[Collected data entries]
——————————
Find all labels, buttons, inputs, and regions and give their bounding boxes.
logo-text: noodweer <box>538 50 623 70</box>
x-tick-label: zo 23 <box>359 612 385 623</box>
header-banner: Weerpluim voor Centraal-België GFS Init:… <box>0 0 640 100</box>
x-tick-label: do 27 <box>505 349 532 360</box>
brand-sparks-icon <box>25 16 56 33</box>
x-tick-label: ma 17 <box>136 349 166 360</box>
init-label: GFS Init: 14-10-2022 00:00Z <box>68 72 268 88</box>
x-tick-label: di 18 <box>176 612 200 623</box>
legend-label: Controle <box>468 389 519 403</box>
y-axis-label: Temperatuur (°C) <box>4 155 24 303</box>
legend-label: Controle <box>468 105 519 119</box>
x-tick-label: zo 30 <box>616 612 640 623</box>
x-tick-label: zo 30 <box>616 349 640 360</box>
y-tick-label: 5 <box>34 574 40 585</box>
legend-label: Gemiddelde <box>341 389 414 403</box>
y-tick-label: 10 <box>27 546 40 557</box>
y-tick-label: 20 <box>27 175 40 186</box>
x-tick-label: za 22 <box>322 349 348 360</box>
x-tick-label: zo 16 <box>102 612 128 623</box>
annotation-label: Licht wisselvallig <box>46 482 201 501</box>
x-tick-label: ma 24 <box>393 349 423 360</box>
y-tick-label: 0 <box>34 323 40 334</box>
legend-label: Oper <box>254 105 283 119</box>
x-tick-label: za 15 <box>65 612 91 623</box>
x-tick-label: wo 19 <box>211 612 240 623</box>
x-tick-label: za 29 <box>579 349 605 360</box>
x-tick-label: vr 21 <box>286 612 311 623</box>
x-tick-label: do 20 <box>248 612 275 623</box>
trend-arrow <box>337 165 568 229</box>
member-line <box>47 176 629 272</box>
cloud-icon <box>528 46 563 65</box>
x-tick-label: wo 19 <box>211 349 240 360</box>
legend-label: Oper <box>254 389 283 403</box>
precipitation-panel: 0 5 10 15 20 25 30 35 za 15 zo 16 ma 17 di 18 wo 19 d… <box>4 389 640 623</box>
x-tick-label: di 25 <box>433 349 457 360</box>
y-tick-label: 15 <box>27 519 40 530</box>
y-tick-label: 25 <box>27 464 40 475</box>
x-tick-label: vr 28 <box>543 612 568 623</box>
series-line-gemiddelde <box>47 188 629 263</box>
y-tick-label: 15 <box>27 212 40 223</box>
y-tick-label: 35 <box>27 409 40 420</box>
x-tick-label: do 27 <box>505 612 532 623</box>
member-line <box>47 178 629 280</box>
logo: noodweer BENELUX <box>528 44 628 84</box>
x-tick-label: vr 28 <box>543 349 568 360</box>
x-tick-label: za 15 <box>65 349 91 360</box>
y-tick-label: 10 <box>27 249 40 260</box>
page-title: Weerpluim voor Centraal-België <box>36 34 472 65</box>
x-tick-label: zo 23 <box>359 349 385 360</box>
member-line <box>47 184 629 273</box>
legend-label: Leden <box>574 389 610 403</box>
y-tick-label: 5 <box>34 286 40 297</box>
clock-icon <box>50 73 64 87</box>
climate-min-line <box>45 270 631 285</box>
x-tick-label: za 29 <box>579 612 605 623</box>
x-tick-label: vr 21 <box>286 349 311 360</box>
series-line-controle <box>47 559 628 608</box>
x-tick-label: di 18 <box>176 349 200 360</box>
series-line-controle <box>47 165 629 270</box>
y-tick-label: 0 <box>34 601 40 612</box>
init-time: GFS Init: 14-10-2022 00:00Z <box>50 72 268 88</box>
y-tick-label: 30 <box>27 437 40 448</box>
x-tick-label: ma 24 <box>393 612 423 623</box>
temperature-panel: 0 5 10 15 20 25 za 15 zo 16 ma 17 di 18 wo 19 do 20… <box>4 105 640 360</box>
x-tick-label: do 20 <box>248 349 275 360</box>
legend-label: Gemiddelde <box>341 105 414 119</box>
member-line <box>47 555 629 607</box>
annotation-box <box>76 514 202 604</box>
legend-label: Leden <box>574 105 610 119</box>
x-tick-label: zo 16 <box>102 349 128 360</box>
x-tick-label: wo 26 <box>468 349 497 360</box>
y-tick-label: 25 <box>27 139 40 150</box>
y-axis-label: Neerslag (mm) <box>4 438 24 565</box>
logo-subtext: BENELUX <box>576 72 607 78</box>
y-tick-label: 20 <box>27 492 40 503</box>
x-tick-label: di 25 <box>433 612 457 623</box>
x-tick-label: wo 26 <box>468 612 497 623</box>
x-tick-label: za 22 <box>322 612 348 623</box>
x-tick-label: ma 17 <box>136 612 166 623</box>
——————————
**Work to do:** Please copy every line of the material above, word for word.

**Answer to this problem:**
Find all labels, buttons, inputs, and regions and give their bounding boxes.
logo-text: noodweer <box>538 50 623 70</box>
x-tick-label: zo 23 <box>359 612 385 623</box>
header-banner: Weerpluim voor Centraal-België GFS Init:… <box>0 0 640 100</box>
x-tick-label: do 27 <box>505 349 532 360</box>
brand-sparks-icon <box>25 16 56 33</box>
x-tick-label: ma 17 <box>136 349 166 360</box>
init-label: GFS Init: 14-10-2022 00:00Z <box>68 72 268 88</box>
x-tick-label: di 18 <box>176 612 200 623</box>
legend-label: Controle <box>468 389 519 403</box>
y-axis-label: Temperatuur (°C) <box>4 155 24 303</box>
legend-label: Controle <box>468 105 519 119</box>
x-tick-label: zo 30 <box>616 612 640 623</box>
x-tick-label: zo 30 <box>616 349 640 360</box>
y-tick-label: 5 <box>34 574 40 585</box>
legend-label: Gemiddelde <box>341 389 414 403</box>
y-tick-label: 10 <box>27 546 40 557</box>
y-tick-label: 20 <box>27 175 40 186</box>
x-tick-label: za 22 <box>322 349 348 360</box>
x-tick-label: zo 16 <box>102 612 128 623</box>
annotation-label: Licht wisselvallig <box>46 482 201 501</box>
x-tick-label: ma 24 <box>393 349 423 360</box>
y-tick-label: 0 <box>34 323 40 334</box>
legend-label: Oper <box>254 105 283 119</box>
x-tick-label: za 15 <box>65 612 91 623</box>
x-tick-label: wo 19 <box>211 612 240 623</box>
x-tick-label: za 29 <box>579 349 605 360</box>
x-tick-label: vr 21 <box>286 612 311 623</box>
x-tick-label: do 20 <box>248 612 275 623</box>
trend-arrow <box>337 165 568 229</box>
member-line <box>47 176 629 272</box>
cloud-icon <box>528 46 563 65</box>
x-tick-label: wo 19 <box>211 349 240 360</box>
legend-label: Oper <box>254 389 283 403</box>
precipitation-panel: 0 5 10 15 20 25 30 35 za 15 zo 16 ma 17 di 18 wo 19 d… <box>4 389 640 623</box>
x-tick-label: di 25 <box>433 349 457 360</box>
y-tick-label: 15 <box>27 519 40 530</box>
y-tick-label: 25 <box>27 464 40 475</box>
x-tick-label: vr 28 <box>543 612 568 623</box>
series-line-gemiddelde <box>47 188 629 263</box>
y-tick-label: 15 <box>27 212 40 223</box>
y-tick-label: 35 <box>27 409 40 420</box>
x-tick-label: do 27 <box>505 612 532 623</box>
member-line <box>47 178 629 280</box>
logo: noodweer BENELUX <box>528 44 628 84</box>
x-tick-label: vr 28 <box>543 349 568 360</box>
x-tick-label: za 15 <box>65 349 91 360</box>
y-tick-label: 10 <box>27 249 40 260</box>
page-title: Weerpluim voor Centraal-België <box>36 34 472 65</box>
x-tick-label: zo 23 <box>359 349 385 360</box>
member-line <box>47 184 629 273</box>
legend-label: Leden <box>574 389 610 403</box>
y-tick-label: 5 <box>34 286 40 297</box>
clock-icon <box>50 73 64 87</box>
climate-min-line <box>45 270 631 285</box>
x-tick-label: za 29 <box>579 612 605 623</box>
x-tick-label: vr 21 <box>286 349 311 360</box>
series-line-controle <box>47 559 628 608</box>
x-tick-label: di 18 <box>176 349 200 360</box>
series-line-controle <box>47 165 629 270</box>
y-tick-label: 0 <box>34 601 40 612</box>
init-time: GFS Init: 14-10-2022 00:00Z <box>50 72 268 88</box>
y-tick-label: 30 <box>27 437 40 448</box>
x-tick-label: ma 24 <box>393 612 423 623</box>
temperature-panel: 0 5 10 15 20 25 za 15 zo 16 ma 17 di 18 wo 19 do 20… <box>4 105 640 360</box>
x-tick-label: do 20 <box>248 349 275 360</box>
legend-label: Gemiddelde <box>341 105 414 119</box>
member-line <box>47 555 629 607</box>
annotation-box <box>76 514 202 604</box>
legend-label: Leden <box>574 105 610 119</box>
x-tick-label: zo 16 <box>102 349 128 360</box>
x-tick-label: wo 26 <box>468 349 497 360</box>
y-tick-label: 25 <box>27 139 40 150</box>
y-axis-label: Neerslag (mm) <box>4 438 24 565</box>
logo-subtext: BENELUX <box>576 72 607 78</box>
y-tick-label: 20 <box>27 492 40 503</box>
x-tick-label: di 25 <box>433 612 457 623</box>
x-tick-label: wo 26 <box>468 612 497 623</box>
x-tick-label: za 22 <box>322 612 348 623</box>
x-tick-label: ma 17 <box>136 612 166 623</box>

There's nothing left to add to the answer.